*Exercise directions*
The listing below is to be output in its exact form.

*Data excerpts*
╔══
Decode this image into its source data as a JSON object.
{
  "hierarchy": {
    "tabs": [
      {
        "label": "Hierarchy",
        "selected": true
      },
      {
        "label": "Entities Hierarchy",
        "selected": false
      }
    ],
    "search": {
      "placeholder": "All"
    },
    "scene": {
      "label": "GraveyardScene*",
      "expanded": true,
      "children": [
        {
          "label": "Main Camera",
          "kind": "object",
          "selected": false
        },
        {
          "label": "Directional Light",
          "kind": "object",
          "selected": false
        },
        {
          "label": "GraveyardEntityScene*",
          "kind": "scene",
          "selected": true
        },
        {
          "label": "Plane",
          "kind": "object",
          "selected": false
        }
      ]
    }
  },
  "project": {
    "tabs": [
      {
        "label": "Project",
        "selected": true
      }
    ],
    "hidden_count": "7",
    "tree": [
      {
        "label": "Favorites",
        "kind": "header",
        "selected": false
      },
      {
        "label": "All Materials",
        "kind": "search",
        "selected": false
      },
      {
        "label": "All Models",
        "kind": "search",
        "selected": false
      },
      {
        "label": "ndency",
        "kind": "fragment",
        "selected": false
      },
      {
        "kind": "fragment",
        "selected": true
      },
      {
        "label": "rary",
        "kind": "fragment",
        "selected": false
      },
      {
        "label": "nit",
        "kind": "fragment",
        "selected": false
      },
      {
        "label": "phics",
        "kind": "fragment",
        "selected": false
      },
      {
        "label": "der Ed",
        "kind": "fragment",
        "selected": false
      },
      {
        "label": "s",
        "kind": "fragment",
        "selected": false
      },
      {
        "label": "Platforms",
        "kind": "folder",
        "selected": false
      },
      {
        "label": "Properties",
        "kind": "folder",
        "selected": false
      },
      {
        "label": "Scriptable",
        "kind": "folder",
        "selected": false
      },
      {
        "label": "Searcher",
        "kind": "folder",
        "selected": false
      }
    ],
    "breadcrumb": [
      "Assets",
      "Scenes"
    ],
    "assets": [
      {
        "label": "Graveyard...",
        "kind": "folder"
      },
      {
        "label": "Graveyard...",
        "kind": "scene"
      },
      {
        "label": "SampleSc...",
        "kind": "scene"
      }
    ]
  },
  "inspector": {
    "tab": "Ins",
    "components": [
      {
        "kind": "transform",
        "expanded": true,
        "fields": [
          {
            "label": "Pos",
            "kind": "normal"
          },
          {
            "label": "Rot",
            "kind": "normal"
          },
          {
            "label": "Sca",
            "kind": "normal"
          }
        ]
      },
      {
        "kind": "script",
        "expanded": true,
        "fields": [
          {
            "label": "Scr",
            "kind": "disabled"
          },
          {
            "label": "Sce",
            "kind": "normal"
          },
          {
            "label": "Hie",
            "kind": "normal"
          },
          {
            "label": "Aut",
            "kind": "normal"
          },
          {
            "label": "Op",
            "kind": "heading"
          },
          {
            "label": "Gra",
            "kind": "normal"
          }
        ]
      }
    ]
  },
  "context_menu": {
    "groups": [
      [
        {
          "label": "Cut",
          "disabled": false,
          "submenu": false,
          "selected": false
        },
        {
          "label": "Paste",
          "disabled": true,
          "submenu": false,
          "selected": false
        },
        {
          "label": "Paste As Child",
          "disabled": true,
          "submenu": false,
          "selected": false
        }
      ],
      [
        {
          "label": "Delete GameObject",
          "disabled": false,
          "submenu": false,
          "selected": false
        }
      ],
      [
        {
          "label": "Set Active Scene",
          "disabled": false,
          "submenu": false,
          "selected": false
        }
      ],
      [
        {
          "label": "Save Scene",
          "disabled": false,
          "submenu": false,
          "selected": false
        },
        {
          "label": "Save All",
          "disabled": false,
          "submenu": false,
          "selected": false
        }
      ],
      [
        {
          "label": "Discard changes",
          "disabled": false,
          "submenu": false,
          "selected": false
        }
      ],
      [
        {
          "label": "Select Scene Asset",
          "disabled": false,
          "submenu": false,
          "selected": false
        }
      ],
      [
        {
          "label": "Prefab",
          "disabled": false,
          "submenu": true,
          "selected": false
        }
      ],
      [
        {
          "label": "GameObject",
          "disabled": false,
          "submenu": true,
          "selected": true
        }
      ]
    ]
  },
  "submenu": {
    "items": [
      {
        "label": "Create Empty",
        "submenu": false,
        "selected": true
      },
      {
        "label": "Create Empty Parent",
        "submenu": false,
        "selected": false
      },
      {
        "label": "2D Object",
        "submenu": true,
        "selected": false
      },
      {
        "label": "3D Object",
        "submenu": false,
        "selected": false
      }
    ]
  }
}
╚══
*Result*
Decode this image into its source data as a JSON object.
{
  "hierarchy": {
    "tabs": [
      {
        "label": "Hierarchy",
        "selected": true
      },
      {
        "label": "Entities Hierarchy",
        "selected": false
      }
    ],
    "search": {
      "placeholder": "All"
    },
    "scene": {
      "label": "GraveyardScene*",
      "expanded": true,
      "children": [
        {
          "label": "Main Camera",
          "kind": "object",
          "selected": false
        },
        {
          "label": "Directional Light",
          "kind": "object",
          "selected": false
        },
        {
          "label": "GraveyardEntityScene*",
          "kind": "scene",
          "selected": true
        },
        {
          "label": "Plane",
          "kind": "object",
          "selected": false
        }
      ]
    }
  },
  "project": {
    "tabs": [
      {
        "label": "Project",
        "selected": true
      }
    ],
    "hidden_count": "7",
    "tree": [
      {
        "label": "Favorites",
        "kind": "header",
        "selected": false
      },
      {
        "label": "All Materials",
        "kind": "search",
        "selected": false
      },
      {
        "label": "All Models",
        "kind": "search",
        "selected": false
      },
      {
        "label": "ndency",
        "kind": "fragment",
        "selected": false
      },
      {
        "kind": "fragment",
        "selected": true
      },
      {
        "label": "rary",
        "kind": "fragment",
        "selected": false
      },
      {
        "label": "nit",
        "kind": "fragment",
        "selected": false
      },
      {
        "label": "phics",
        "kind": "fragment",
        "selected": false
      },
      {
        "label": "der Ed",
        "kind": "fragment",
        "selected": false
      },
      {
        "label": "s",
        "kind": "fragment",
        "selected": false
      },
      {
        "label": "Platforms",
        "kind": "folder",
        "selected": false
      },
      {
        "label": "Properties",
        "kind": "folder",
        "selected": false
      },
      {
        "label": "Scriptable",
        "kind": "folder",
        "selected": false
      },
      {
        "label": "Searcher",
        "kind": "folder",
        "selected": false
      }
    ],
    "breadcrumb": [
      "Assets",
      "Scenes"
    ],
    "assets": [
      {
        "label": "Graveyard...",
        "kind": "folder"
      },
      {
        "label": "Graveyard...",
        "kind": "scene"
      },
      {
        "label": "SampleSc...",
        "kind": "scene"
      }
    ]
  },
  "inspector": {
    "tab": "Ins",
    "components": [
      {
        "kind": "transform",
        "expanded": true,
        "fields": [
          {
            "label": "Pos",
            "kind": "normal"
          },
          {
            "label": "Rot",
            "kind": "normal"
          },
          {
            "label": "Sca",
            "kind": "normal"
          }
        ]
      },
      {
        "kind": "script",
        "expanded": true,
        "fields": [
          {
            "label": "Scr",
            "kind": "disabled"
          },
          {
            "label": "Sce",
            "kind": "normal"
          },
          {
            "label": "Hie",
            "kind": "normal"
          },
          {
            "label": "Aut",
            "kind": "normal"
          },
          {
            "label": "Op",
            "kind": "heading"
          },
          {
            "label": "Gra",
            "kind": "normal"
          }
        ]
      }
    ]
  },
  "context_menu": {
    "groups": [
      [
        {
          "label": "Cut",
          "disabled": false,
          "submenu": false,
          "selected": false
        },
        {
          "label": "Paste",
          "disabled": true,
          "submenu": false,
          "selected": false
        },
        {
          "label": "Paste As Child",
          "disabled": true,
          "submenu": false,
          "selected": false
        }
      ],
      [
        {
          "label": "Delete GameObject",
          "disabled": false,
          "submenu": false,
          "selected": false
        }
      ],
      [
        {
          "label": "Set Active Scene",
          "disabled": false,
          "submenu": false,
          "selected": false
        }
      ],
      [
        {
          "label": "Save Scene",
          "disabled": false,
          "submenu": false,
          "selected": false
        },
        {
          "label": "Save All",
          "disabled": false,
          "submenu": false,
          "selected": false
        }
      ],
      [
        {
          "label": "Discard changes",
          "disabled": false,
          "submenu": false,
          "selected": false
        }
      ],
      [
        {
          "label": "Select Scene Asset",
          "disabled": false,
          "submenu": false,
          "selected": false
        }
      ],
      [
        {
          "label": "Prefab",
          "disabled": false,
          "submenu": true,
          "selected": false
        }
      ],
      [
        {
          "label": "GameObject",
          "disabled": false,
          "submenu": true,
          "selected": true
        }
      ]
    ]
  },
  "submenu": {
    "items": [
      {
        "label": "Create Empty",
        "submenu": false,
        "selected": true
      },
      {
        "label": "Create Empty Parent",
        "submenu": false,
        "selected": false
      },
      {
        "label": "2D Object",
        "submenu": true,
        "selected": false
      },
      {
        "label": "3D Object",
        "submenu": false,
        "selected": false
      }
    ]
  }
}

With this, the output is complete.